-- Start Listing --
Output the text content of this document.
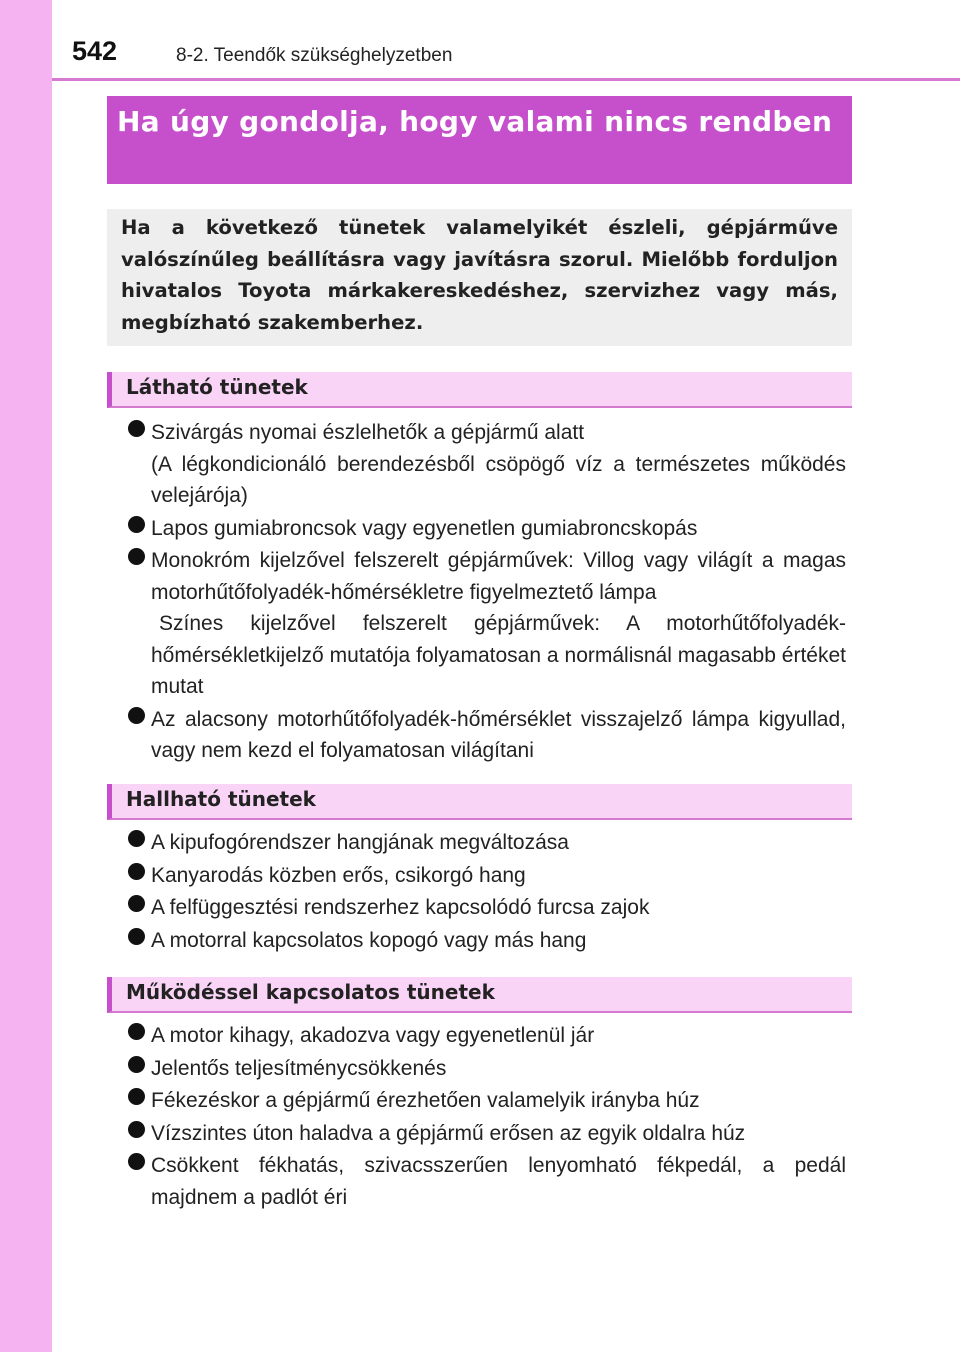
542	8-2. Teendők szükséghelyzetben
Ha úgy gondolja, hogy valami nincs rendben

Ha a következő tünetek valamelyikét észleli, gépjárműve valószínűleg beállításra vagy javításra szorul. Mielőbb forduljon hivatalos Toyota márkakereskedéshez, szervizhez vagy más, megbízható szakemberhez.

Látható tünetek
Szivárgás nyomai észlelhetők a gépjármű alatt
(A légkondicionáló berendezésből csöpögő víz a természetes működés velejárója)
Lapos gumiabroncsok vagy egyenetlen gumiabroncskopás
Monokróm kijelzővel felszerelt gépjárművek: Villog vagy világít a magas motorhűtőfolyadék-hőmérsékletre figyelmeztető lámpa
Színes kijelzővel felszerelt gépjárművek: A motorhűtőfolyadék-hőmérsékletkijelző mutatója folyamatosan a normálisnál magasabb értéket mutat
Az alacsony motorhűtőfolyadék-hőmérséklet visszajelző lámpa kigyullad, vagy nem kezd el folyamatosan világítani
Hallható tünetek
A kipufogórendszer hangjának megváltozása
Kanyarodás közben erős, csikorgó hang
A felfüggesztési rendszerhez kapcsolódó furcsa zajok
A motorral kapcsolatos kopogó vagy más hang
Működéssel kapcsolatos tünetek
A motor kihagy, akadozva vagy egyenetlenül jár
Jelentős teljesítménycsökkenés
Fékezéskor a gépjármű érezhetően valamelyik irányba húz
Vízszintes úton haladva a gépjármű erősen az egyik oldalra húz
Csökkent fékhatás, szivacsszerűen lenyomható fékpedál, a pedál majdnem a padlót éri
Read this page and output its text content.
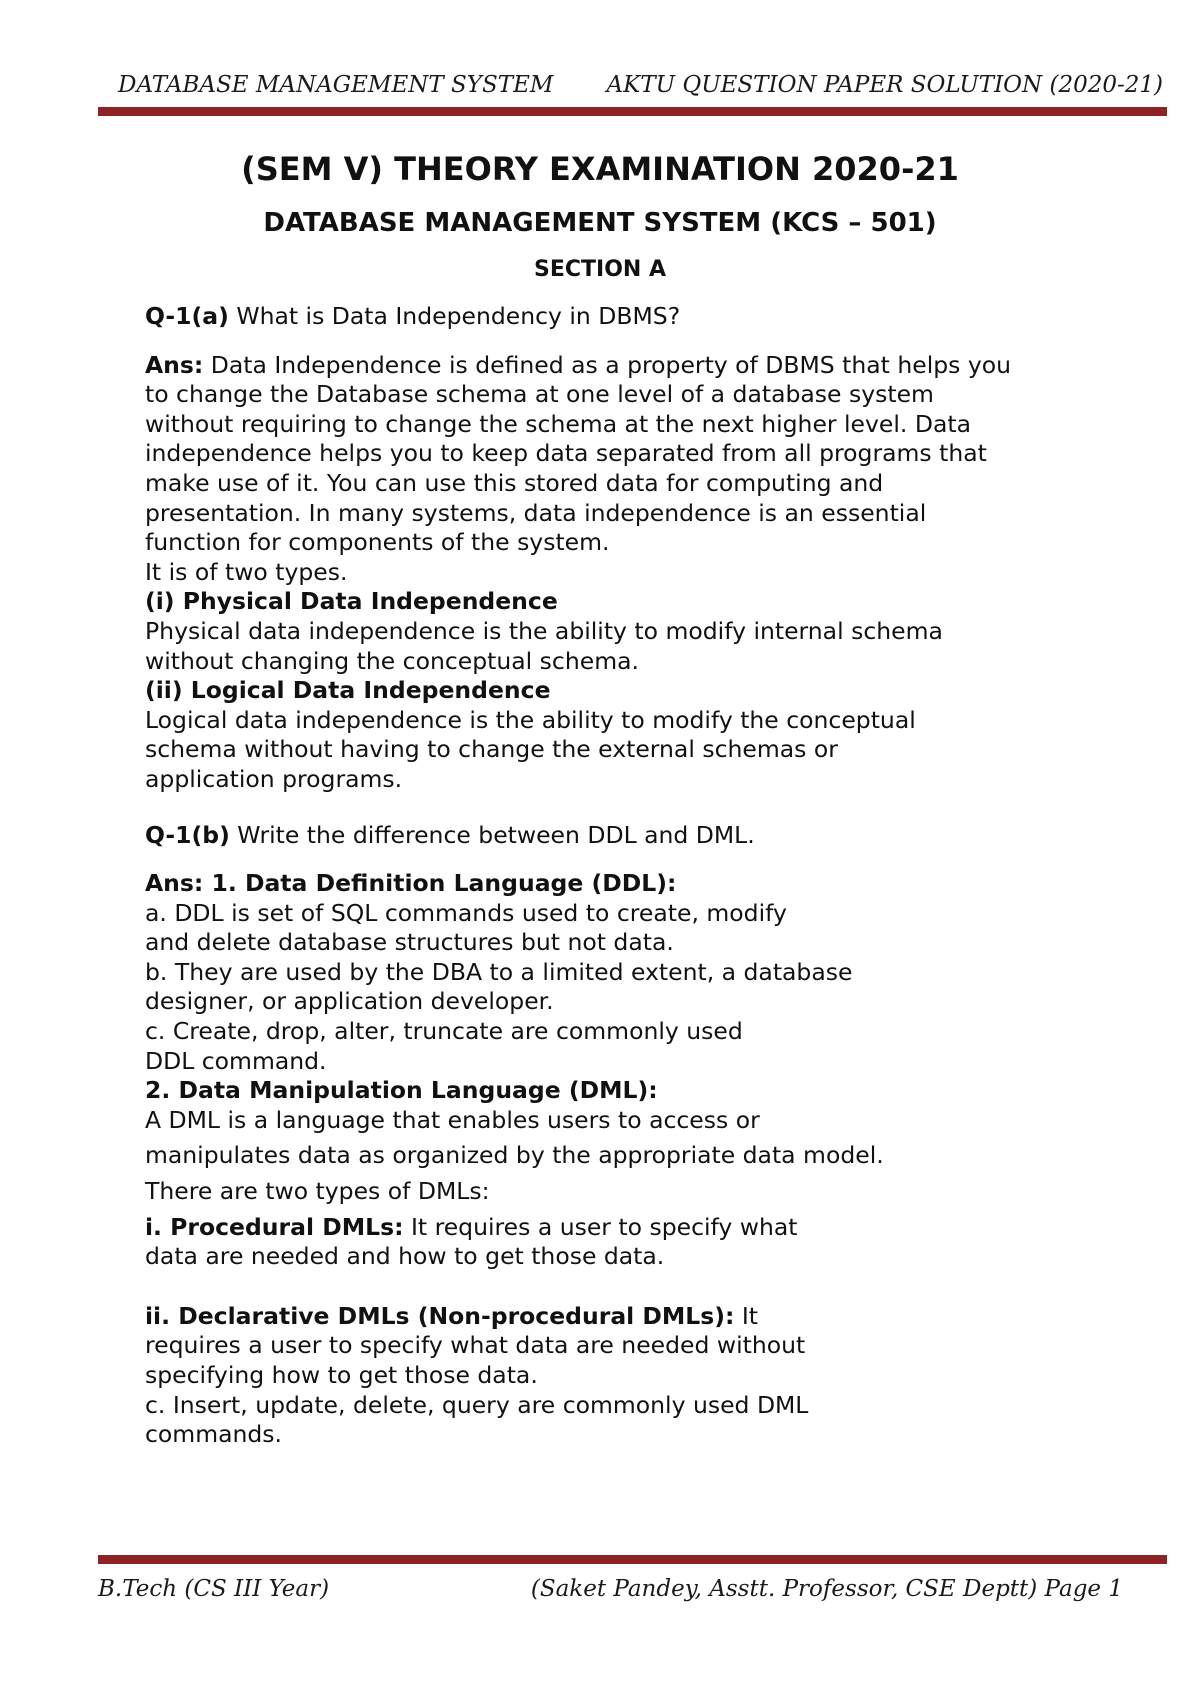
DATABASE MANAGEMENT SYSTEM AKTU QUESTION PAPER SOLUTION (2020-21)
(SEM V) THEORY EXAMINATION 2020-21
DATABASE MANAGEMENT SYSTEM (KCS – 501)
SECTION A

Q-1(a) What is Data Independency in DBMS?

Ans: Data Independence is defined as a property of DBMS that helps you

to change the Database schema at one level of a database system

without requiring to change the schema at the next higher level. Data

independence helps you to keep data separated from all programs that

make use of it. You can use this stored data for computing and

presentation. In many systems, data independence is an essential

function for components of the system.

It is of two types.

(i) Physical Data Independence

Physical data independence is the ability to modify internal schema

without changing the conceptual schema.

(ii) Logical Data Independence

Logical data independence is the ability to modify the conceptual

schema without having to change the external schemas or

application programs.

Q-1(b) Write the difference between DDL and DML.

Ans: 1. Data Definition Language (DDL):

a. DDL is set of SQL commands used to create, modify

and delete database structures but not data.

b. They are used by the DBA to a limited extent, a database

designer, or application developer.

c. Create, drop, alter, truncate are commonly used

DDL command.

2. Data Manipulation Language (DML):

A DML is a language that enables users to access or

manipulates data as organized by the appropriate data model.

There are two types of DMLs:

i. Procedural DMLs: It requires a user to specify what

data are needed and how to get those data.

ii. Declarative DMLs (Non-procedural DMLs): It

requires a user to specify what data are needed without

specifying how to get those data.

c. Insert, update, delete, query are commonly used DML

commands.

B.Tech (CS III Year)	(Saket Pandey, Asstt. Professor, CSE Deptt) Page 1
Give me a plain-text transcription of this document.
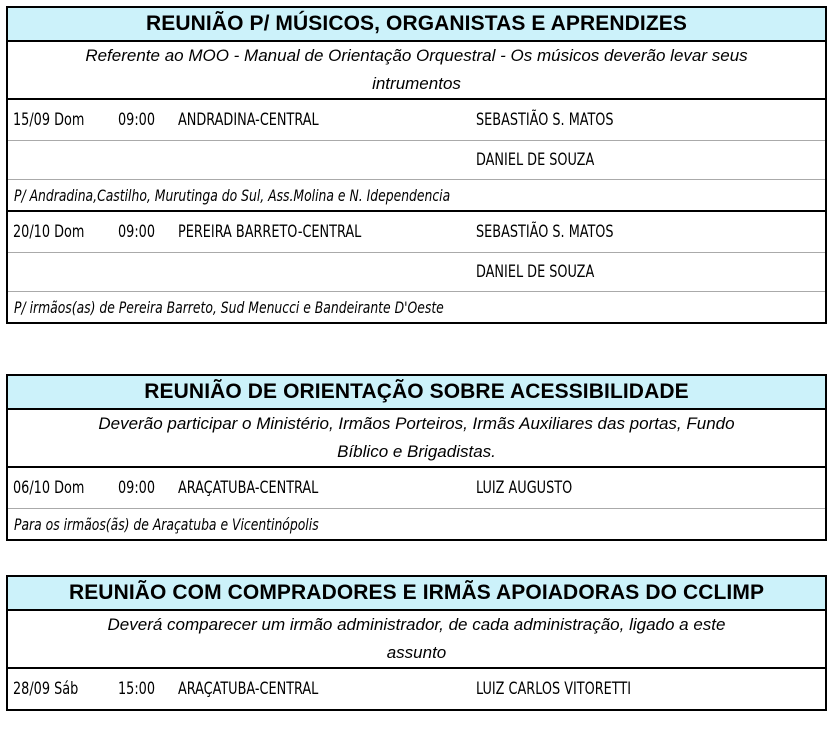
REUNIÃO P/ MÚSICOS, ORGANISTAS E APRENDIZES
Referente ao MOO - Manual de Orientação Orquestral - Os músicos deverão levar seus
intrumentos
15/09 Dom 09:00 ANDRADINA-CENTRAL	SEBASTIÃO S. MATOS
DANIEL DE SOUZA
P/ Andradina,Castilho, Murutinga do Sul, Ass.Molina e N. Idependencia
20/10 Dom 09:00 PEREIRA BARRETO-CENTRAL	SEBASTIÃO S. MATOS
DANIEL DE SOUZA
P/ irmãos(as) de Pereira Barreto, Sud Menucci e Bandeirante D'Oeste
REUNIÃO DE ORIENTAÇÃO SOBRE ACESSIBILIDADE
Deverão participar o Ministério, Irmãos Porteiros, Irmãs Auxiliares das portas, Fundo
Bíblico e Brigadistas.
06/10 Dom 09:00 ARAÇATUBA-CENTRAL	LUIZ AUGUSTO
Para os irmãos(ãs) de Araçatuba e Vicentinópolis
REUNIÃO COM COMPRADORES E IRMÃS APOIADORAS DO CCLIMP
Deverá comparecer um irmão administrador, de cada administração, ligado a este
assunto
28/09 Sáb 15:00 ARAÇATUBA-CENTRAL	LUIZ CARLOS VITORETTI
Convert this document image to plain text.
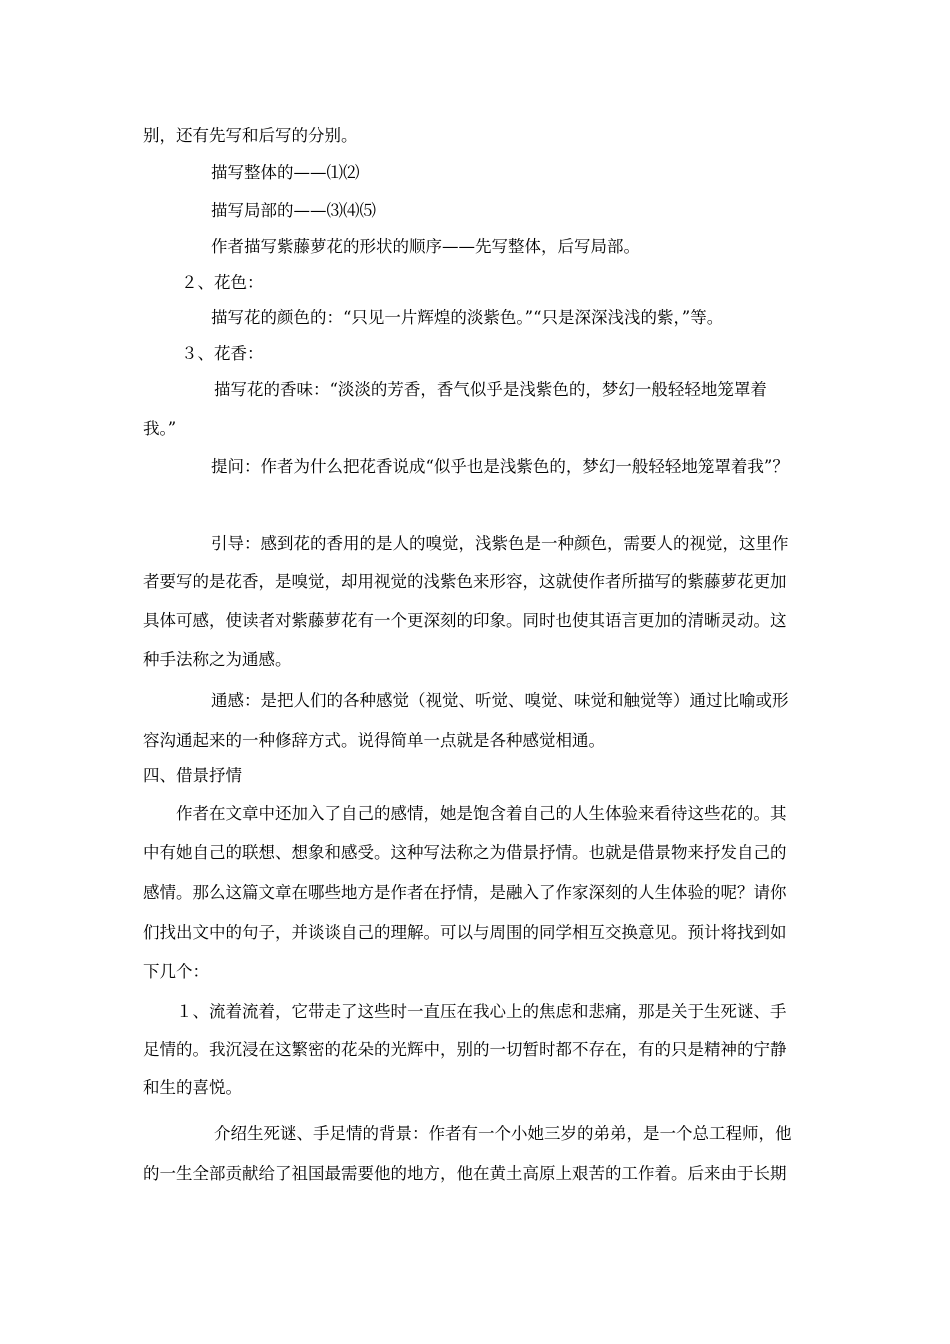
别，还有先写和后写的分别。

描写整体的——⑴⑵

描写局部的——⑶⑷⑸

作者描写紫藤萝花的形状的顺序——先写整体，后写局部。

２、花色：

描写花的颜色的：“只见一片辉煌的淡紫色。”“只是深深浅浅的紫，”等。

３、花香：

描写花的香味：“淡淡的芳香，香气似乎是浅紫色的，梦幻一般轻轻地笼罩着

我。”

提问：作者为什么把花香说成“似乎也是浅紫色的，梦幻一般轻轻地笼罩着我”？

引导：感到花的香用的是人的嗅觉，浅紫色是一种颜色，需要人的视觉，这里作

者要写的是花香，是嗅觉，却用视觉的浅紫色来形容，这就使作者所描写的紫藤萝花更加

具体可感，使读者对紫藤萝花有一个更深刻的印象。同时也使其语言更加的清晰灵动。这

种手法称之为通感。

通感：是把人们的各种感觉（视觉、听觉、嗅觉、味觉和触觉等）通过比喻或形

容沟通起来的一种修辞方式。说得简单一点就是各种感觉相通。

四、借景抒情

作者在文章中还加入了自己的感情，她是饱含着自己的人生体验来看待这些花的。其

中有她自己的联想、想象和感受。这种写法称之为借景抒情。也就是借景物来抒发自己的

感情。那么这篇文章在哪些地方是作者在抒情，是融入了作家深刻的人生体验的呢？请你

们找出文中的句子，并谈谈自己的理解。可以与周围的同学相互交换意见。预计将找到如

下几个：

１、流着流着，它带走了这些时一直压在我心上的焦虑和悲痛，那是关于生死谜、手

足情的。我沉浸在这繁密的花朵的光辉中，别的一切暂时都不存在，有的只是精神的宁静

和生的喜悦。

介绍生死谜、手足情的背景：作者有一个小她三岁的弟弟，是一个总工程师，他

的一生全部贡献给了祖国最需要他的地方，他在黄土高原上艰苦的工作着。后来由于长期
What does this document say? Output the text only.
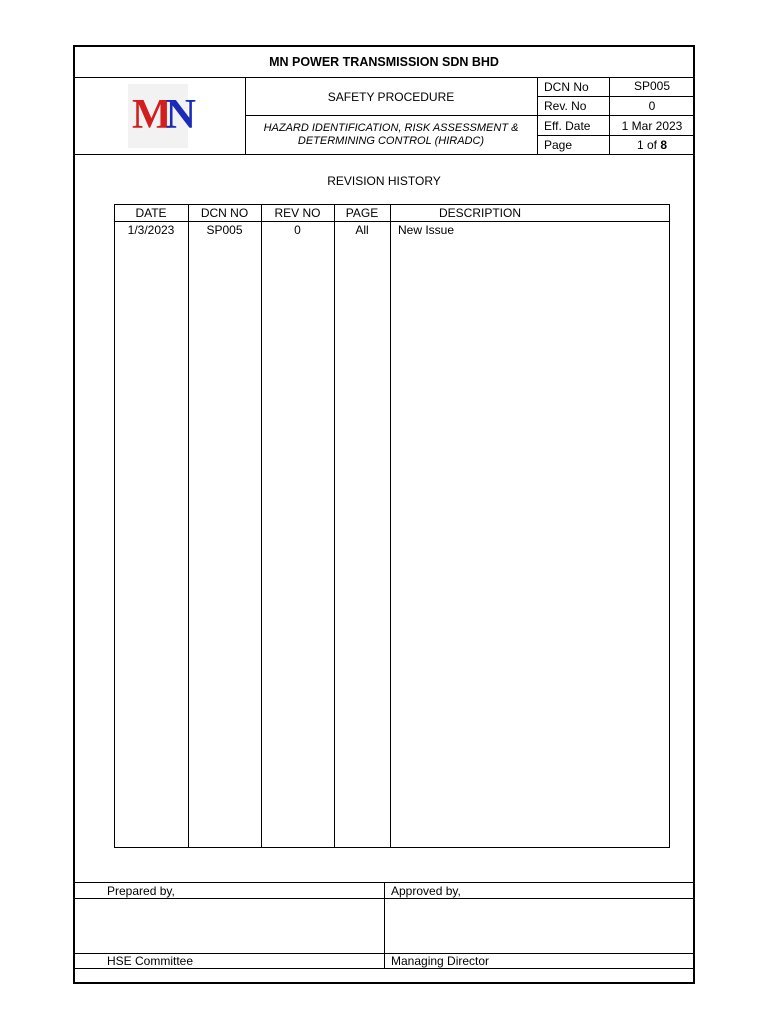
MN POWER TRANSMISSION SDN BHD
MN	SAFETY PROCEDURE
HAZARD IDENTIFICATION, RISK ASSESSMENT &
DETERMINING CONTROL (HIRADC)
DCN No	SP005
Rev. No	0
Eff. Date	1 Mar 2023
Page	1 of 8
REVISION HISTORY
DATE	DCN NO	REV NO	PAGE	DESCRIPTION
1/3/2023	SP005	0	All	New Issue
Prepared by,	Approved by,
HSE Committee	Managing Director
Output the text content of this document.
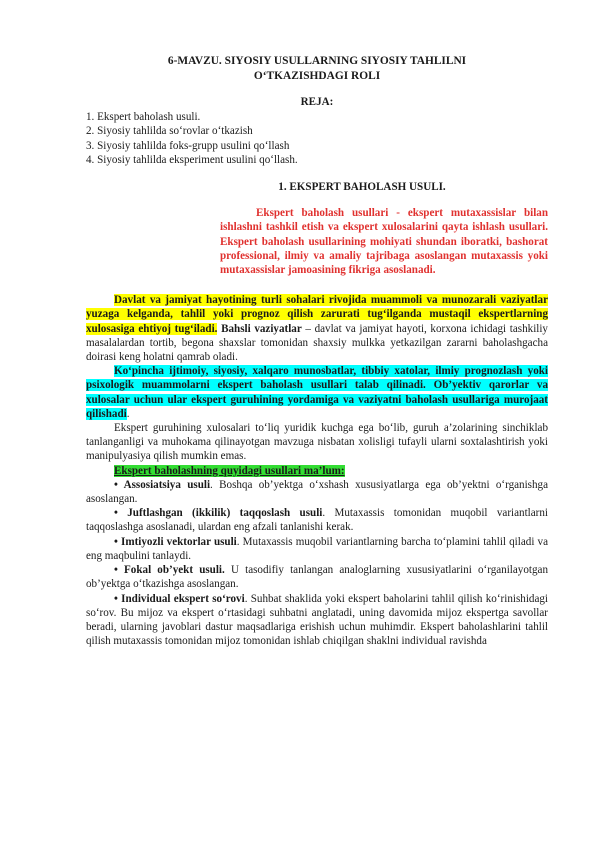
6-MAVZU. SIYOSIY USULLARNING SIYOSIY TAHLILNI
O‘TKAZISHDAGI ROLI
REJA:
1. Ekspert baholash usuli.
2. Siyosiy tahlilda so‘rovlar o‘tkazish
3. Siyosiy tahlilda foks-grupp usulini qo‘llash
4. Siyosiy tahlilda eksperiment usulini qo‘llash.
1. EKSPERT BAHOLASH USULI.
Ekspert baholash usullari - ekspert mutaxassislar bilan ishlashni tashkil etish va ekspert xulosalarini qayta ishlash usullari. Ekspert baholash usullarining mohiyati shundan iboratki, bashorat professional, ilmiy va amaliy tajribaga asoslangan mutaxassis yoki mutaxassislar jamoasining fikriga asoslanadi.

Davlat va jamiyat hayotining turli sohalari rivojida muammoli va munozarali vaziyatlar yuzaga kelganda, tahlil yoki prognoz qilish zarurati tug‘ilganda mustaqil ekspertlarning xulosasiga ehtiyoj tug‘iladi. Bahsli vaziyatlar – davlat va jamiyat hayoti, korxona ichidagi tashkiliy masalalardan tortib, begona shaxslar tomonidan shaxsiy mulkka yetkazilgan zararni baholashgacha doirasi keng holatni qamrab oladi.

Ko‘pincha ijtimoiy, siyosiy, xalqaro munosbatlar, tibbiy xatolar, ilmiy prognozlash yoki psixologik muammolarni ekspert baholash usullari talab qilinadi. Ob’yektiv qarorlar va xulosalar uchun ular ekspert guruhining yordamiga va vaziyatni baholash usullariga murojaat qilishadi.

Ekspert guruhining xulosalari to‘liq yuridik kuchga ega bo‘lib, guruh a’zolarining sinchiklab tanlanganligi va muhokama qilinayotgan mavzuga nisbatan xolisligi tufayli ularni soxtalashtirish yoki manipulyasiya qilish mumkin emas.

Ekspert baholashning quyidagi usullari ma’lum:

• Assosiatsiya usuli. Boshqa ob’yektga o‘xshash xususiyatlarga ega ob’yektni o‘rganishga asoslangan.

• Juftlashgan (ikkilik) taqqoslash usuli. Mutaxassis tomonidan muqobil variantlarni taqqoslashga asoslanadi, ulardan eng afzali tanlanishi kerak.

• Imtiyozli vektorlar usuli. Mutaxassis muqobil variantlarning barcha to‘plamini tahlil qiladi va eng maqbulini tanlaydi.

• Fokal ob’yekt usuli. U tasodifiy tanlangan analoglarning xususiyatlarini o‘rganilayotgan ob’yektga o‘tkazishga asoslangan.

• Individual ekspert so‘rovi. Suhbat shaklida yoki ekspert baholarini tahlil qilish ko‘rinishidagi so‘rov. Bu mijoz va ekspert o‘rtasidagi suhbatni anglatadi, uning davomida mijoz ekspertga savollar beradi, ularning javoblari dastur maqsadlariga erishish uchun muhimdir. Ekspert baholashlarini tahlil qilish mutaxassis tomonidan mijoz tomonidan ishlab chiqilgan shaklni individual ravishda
-- End Listing --
__Written problem__. Gather all lines from the listing above in which "asoslanadi" occurs.

__Output of the exercise__.
Ekspert baholash usullari - ekspert mutaxassislar bilan ishlashni tashkil etish va ekspert xulosalarini qayta ishlash usullari. Ekspert baholash usullarining mohiyati shundan iboratki, bashorat professional, ilmiy va amaliy tajribaga asoslangan mutaxassis yoki mutaxassislar jamoasining fikriga asoslanadi.
• Juftlashgan (ikkilik) taqqoslash usuli. Mutaxassis tomonidan muqobil variantlarni taqqoslashga asoslanadi, ulardan eng afzali tanlanishi kerak.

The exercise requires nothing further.